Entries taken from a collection

+ + +

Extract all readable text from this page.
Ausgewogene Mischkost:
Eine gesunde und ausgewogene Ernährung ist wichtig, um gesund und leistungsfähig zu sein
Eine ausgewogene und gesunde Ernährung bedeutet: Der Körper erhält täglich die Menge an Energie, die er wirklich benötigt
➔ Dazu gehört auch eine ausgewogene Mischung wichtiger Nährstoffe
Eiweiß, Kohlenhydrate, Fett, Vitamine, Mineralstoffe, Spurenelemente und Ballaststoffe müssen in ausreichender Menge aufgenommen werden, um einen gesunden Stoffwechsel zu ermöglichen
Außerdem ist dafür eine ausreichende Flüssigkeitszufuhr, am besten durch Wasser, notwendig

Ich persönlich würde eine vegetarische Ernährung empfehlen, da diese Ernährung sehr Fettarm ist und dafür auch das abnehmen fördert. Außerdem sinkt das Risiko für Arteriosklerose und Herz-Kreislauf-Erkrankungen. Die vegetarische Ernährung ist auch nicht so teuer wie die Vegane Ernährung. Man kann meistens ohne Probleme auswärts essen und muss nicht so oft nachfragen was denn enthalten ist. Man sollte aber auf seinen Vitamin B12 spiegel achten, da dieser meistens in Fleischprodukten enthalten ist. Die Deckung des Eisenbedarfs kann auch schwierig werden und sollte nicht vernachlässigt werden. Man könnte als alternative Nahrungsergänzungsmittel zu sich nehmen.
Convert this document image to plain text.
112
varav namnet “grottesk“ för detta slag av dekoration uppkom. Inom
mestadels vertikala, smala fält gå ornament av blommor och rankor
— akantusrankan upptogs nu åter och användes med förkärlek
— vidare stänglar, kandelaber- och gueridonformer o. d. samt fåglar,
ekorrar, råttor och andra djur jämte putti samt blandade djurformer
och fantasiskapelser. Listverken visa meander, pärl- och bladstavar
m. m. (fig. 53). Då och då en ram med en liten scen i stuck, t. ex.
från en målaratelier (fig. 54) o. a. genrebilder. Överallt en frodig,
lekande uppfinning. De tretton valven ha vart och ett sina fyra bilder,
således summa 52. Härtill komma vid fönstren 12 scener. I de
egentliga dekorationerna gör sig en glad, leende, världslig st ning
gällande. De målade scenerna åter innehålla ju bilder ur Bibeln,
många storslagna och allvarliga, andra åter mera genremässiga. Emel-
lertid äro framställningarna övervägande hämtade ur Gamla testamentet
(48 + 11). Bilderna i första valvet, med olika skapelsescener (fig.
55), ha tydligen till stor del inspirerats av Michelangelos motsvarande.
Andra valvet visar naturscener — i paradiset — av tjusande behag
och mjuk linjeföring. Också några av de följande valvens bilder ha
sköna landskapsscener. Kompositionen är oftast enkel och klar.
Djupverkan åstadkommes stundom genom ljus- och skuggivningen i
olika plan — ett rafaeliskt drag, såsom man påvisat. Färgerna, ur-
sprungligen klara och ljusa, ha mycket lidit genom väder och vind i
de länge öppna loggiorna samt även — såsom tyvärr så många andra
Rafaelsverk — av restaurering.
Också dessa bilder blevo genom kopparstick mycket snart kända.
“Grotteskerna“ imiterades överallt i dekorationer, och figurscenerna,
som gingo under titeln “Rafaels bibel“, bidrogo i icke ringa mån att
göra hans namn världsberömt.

+ + +

### Required action
In the records above, how many lines hold the string "dafür"? Reply with only the number.

### Result of this exercise
2